Problem description:
What follows is a set of records; repeat all of them exactly.

★ ★ ★ ★ ★ ★ ★

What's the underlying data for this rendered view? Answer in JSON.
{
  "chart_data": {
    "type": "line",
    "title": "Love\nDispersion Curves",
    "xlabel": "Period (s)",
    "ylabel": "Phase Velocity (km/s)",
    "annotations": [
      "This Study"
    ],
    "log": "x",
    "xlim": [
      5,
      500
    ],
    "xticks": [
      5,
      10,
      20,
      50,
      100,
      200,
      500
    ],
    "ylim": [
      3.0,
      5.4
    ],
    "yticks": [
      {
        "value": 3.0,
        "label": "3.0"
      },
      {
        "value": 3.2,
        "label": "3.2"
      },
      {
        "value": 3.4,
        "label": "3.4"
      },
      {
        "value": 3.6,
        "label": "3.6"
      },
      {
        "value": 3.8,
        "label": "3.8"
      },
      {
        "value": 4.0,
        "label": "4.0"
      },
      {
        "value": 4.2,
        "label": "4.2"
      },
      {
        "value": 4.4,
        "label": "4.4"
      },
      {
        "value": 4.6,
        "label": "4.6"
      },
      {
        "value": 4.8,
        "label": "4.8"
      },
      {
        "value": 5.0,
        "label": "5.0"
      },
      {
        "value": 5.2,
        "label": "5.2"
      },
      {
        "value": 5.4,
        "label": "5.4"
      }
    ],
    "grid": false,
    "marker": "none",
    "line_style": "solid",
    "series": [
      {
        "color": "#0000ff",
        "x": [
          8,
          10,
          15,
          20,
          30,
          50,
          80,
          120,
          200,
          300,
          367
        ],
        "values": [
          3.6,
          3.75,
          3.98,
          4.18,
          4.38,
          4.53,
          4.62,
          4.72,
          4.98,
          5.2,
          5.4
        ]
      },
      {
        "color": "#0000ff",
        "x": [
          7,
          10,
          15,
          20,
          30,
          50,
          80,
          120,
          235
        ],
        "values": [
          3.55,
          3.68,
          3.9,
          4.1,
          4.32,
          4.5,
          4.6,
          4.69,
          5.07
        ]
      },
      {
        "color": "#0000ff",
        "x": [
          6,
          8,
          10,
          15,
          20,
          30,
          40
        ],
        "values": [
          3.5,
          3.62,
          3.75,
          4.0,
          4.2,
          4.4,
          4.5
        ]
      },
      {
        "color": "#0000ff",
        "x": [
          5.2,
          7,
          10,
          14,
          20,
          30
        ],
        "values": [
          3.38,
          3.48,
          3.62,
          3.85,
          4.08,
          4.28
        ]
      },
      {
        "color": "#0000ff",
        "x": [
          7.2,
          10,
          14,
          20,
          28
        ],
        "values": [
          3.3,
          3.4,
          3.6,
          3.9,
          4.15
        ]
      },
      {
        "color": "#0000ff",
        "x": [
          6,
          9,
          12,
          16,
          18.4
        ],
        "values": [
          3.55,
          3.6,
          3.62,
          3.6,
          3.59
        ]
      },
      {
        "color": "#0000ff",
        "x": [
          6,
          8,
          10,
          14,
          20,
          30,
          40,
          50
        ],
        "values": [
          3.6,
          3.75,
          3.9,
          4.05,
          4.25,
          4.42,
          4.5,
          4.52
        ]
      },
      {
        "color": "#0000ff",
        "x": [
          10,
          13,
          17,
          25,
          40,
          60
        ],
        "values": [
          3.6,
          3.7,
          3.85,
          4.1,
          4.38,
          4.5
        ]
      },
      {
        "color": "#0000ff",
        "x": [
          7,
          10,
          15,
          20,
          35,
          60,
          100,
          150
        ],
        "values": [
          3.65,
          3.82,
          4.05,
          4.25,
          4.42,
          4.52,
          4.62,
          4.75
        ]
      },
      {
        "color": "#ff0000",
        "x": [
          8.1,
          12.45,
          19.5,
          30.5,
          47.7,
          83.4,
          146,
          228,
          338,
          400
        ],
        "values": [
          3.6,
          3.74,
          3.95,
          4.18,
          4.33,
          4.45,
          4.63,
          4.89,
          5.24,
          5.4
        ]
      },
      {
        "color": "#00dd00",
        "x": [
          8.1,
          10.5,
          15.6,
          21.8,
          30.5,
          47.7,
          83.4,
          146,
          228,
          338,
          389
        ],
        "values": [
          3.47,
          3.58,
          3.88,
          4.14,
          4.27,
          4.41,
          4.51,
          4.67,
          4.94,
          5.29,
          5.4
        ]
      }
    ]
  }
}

★ ★ ★ ★ ★ ★ ★

Solution to this exercise:
What's the underlying data for this rendered view? Answer in JSON.
{
  "chart_data": {
    "type": "line",
    "title": "Love\nDispersion Curves",
    "xlabel": "Period (s)",
    "ylabel": "Phase Velocity (km/s)",
    "annotations": [
      "This Study"
    ],
    "log": "x",
    "xlim": [
      5,
      500
    ],
    "xticks": [
      5,
      10,
      20,
      50,
      100,
      200,
      500
    ],
    "ylim": [
      3.0,
      5.4
    ],
    "yticks": [
      {
        "value": 3.0,
        "label": "3.0"
      },
      {
        "value": 3.2,
        "label": "3.2"
      },
      {
        "value": 3.4,
        "label": "3.4"
      },
      {
        "value": 3.6,
        "label": "3.6"
      },
      {
        "value": 3.8,
        "label": "3.8"
      },
      {
        "value": 4.0,
        "label": "4.0"
      },
      {
        "value": 4.2,
        "label": "4.2"
      },
      {
        "value": 4.4,
        "label": "4.4"
      },
      {
        "value": 4.6,
        "label": "4.6"
      },
      {
        "value": 4.8,
        "label": "4.8"
      },
      {
        "value": 5.0,
        "label": "5.0"
      },
      {
        "value": 5.2,
        "label": "5.2"
      },
      {
        "value": 5.4,
        "label": "5.4"
      }
    ],
    "grid": false,
    "marker": "none",
    "line_style": "solid",
    "series": [
      {
        "color": "#0000ff",
        "x": [
          8,
          10,
          15,
          20,
          30,
          50,
          80,
          120,
          200,
          300,
          367
        ],
        "values": [
          3.6,
          3.75,
          3.98,
          4.18,
          4.38,
          4.53,
          4.62,
          4.72,
          4.98,
          5.2,
          5.4
        ]
      },
      {
        "color": "#0000ff",
        "x": [
          7,
          10,
          15,
          20,
          30,
          50,
          80,
          120,
          235
        ],
        "values": [
          3.55,
          3.68,
          3.9,
          4.1,
          4.32,
          4.5,
          4.6,
          4.69,
          5.07
        ]
      },
      {
        "color": "#0000ff",
        "x": [
          6,
          8,
          10,
          15,
          20,
          30,
          40
        ],
        "values": [
          3.5,
          3.62,
          3.75,
          4.0,
          4.2,
          4.4,
          4.5
        ]
      },
      {
        "color": "#0000ff",
        "x": [
          5.2,
          7,
          10,
          14,
          20,
          30
        ],
        "values": [
          3.38,
          3.48,
          3.62,
          3.85,
          4.08,
          4.28
        ]
      },
      {
        "color": "#0000ff",
        "x": [
          7.2,
          10,
          14,
          20,
          28
        ],
        "values": [
          3.3,
          3.4,
          3.6,
          3.9,
          4.15
        ]
      },
      {
        "color": "#0000ff",
        "x": [
          6,
          9,
          12,
          16,
          18.4
        ],
        "values": [
          3.55,
          3.6,
          3.62,
          3.6,
          3.59
        ]
      },
      {
        "color": "#0000ff",
        "x": [
          6,
          8,
          10,
          14,
          20,
          30,
          40,
          50
        ],
        "values": [
          3.6,
          3.75,
          3.9,
          4.05,
          4.25,
          4.42,
          4.5,
          4.52
        ]
      },
      {
        "color": "#0000ff",
        "x": [
          10,
          13,
          17,
          25,
          40,
          60
        ],
        "values": [
          3.6,
          3.7,
          3.85,
          4.1,
          4.38,
          4.5
        ]
      },
      {
        "color": "#0000ff",
        "x": [
          7,
          10,
          15,
          20,
          35,
          60,
          100,
          150
        ],
        "values": [
          3.65,
          3.82,
          4.05,
          4.25,
          4.42,
          4.52,
          4.62,
          4.75
        ]
      },
      {
        "color": "#ff0000",
        "x": [
          8.1,
          12.45,
          19.5,
          30.5,
          47.7,
          83.4,
          146,
          228,
          338,
          400
        ],
        "values": [
          3.6,
          3.74,
          3.95,
          4.18,
          4.33,
          4.45,
          4.63,
          4.89,
          5.24,
          5.4
        ]
      },
      {
        "color": "#00dd00",
        "x": [
          8.1,
          10.5,
          15.6,
          21.8,
          30.5,
          47.7,
          83.4,
          146,
          228,
          338,
          389
        ],
        "values": [
          3.47,
          3.58,
          3.88,
          4.14,
          4.27,
          4.41,
          4.51,
          4.67,
          4.94,
          5.29,
          5.4
        ]
      }
    ]
  }
}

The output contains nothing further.